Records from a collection
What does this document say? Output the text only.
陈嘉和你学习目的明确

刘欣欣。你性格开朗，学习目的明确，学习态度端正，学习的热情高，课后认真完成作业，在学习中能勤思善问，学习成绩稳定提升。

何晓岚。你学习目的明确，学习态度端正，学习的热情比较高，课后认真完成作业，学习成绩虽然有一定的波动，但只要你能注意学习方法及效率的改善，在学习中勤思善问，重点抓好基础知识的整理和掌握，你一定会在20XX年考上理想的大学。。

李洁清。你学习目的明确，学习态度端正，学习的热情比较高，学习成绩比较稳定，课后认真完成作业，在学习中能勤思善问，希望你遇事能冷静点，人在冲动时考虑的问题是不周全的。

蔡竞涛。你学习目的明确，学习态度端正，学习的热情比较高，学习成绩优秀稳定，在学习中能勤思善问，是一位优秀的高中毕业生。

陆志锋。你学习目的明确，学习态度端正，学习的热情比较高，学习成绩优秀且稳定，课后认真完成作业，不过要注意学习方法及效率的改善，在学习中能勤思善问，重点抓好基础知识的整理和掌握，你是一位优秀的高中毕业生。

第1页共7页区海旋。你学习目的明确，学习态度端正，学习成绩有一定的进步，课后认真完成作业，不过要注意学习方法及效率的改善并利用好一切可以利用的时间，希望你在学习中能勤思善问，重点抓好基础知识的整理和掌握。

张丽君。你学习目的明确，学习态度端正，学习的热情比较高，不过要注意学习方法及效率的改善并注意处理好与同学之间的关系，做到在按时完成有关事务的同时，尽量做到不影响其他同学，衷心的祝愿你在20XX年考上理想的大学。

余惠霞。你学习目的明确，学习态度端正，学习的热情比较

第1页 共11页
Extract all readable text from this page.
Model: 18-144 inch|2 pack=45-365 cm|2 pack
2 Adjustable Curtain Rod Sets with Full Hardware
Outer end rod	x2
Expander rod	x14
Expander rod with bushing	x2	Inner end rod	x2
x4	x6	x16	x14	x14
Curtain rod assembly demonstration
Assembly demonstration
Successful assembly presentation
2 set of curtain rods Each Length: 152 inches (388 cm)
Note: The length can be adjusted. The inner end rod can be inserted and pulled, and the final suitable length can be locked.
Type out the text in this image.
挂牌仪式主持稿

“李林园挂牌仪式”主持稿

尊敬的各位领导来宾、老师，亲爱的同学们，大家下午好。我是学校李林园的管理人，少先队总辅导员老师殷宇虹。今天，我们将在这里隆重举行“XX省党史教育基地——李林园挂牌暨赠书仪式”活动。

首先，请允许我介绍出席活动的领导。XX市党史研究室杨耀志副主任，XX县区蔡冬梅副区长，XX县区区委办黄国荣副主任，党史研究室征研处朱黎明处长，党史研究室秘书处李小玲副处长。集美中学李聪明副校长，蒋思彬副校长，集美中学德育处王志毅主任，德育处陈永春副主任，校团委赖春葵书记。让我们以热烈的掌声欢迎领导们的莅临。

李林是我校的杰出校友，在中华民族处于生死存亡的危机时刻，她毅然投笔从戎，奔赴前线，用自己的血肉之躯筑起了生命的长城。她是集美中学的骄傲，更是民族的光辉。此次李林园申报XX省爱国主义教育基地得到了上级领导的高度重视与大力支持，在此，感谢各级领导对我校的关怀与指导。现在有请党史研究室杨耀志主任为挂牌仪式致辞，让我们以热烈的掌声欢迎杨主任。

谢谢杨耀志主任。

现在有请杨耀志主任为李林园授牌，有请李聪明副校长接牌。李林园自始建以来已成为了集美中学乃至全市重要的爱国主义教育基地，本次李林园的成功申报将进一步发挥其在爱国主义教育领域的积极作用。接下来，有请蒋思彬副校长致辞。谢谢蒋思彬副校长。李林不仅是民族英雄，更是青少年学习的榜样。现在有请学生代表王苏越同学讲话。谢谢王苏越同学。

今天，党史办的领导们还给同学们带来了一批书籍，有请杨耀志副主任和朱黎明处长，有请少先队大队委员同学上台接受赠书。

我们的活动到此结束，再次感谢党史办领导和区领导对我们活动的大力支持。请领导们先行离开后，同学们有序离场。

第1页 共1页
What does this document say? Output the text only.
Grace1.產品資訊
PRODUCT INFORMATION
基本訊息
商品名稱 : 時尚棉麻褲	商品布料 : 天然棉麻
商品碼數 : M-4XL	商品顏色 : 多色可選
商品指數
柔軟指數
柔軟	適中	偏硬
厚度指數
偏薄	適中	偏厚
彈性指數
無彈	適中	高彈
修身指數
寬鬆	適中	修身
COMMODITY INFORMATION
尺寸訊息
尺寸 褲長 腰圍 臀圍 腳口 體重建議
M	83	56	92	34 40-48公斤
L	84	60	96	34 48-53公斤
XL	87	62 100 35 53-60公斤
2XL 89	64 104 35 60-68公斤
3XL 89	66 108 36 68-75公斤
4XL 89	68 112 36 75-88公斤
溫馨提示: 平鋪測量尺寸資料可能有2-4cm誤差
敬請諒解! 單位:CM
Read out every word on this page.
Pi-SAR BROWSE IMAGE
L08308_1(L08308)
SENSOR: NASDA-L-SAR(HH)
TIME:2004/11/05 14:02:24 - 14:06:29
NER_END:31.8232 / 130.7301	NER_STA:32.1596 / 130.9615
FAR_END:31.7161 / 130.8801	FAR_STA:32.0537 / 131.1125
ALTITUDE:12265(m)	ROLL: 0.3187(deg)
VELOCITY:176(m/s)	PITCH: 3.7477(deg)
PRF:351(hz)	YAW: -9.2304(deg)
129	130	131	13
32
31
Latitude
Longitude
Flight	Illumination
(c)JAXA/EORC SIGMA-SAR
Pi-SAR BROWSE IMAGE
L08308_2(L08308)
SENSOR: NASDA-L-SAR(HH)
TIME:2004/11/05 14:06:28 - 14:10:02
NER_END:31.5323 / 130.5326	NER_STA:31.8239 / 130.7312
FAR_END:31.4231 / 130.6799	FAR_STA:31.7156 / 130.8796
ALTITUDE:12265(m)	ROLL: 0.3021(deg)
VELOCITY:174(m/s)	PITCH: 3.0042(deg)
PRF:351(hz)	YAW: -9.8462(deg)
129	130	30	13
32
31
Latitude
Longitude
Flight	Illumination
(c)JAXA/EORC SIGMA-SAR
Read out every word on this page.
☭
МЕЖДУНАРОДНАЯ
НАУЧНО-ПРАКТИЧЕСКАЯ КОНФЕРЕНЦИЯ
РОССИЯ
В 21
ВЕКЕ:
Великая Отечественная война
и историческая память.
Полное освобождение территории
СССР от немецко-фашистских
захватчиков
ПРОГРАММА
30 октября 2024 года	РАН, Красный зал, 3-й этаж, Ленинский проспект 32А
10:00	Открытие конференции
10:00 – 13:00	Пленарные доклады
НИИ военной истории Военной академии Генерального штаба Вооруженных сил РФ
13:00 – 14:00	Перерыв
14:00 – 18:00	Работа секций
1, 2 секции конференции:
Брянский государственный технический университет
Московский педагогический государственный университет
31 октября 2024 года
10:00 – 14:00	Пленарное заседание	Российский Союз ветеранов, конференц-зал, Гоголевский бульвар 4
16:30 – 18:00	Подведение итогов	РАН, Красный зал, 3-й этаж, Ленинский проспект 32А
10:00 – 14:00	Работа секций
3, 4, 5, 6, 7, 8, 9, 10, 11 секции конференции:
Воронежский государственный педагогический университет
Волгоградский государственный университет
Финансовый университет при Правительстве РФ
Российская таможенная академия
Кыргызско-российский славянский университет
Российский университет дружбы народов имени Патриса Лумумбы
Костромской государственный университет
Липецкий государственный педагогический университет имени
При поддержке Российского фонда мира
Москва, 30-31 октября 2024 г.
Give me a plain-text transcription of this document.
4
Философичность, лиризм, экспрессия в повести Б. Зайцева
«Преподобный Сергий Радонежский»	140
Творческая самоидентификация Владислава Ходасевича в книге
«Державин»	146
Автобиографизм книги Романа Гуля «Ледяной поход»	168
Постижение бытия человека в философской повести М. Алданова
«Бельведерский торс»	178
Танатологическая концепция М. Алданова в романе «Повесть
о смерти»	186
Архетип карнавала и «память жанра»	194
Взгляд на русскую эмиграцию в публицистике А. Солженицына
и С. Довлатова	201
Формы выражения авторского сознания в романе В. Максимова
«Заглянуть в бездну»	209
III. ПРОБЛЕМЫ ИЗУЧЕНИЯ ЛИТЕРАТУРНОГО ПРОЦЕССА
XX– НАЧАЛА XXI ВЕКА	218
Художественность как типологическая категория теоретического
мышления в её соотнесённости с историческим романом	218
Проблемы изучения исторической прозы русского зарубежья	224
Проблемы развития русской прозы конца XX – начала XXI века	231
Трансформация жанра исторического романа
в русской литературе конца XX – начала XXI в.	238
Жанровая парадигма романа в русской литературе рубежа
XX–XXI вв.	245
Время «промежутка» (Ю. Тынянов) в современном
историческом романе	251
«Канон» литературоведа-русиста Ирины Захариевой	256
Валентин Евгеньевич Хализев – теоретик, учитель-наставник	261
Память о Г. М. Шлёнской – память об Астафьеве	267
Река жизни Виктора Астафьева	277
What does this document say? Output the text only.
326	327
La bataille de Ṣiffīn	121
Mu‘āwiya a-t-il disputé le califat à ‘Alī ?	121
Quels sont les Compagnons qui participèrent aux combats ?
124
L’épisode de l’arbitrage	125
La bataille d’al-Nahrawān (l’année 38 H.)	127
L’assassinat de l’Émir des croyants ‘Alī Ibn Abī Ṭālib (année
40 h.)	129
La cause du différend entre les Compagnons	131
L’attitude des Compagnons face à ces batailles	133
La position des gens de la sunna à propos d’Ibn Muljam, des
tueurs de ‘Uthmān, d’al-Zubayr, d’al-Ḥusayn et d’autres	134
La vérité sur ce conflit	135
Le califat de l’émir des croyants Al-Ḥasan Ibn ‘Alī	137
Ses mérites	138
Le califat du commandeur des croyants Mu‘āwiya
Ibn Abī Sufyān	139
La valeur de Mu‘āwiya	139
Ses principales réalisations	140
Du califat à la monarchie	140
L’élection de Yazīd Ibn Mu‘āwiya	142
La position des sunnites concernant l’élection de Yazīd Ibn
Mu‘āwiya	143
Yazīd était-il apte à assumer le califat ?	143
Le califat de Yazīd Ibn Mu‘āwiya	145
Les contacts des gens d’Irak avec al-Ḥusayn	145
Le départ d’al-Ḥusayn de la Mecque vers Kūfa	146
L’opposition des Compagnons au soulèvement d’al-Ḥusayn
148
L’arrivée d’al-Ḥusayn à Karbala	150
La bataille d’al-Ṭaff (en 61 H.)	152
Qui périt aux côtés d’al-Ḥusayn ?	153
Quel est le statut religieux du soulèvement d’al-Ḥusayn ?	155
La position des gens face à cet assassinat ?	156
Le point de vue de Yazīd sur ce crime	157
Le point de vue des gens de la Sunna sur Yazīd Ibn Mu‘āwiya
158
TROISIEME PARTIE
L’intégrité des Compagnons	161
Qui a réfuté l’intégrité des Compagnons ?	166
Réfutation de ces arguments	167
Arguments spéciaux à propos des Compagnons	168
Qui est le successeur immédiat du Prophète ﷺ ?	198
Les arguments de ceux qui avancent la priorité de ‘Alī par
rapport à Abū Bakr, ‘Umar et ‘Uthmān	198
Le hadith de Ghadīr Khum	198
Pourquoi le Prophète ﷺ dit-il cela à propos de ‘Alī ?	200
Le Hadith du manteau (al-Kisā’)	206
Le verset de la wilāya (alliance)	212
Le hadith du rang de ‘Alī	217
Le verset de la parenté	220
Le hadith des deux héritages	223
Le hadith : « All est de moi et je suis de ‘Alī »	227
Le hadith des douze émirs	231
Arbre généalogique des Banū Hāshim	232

## Task brief
Copy out every line of the listing that includes the string "Yazīd".

## Task answer
L’élection de Yazīd Ibn Mu‘āwiya	142
La position des sunnites concernant l’élection de Yazīd Ibn
Yazīd était-il apte à assumer le califat ?	143
Le califat de Yazīd Ibn Mu‘āwiya	145
Le point de vue de Yazīd sur ce crime	157
Le point de vue des gens de la Sunna sur Yazīd Ibn Mu‘āwiya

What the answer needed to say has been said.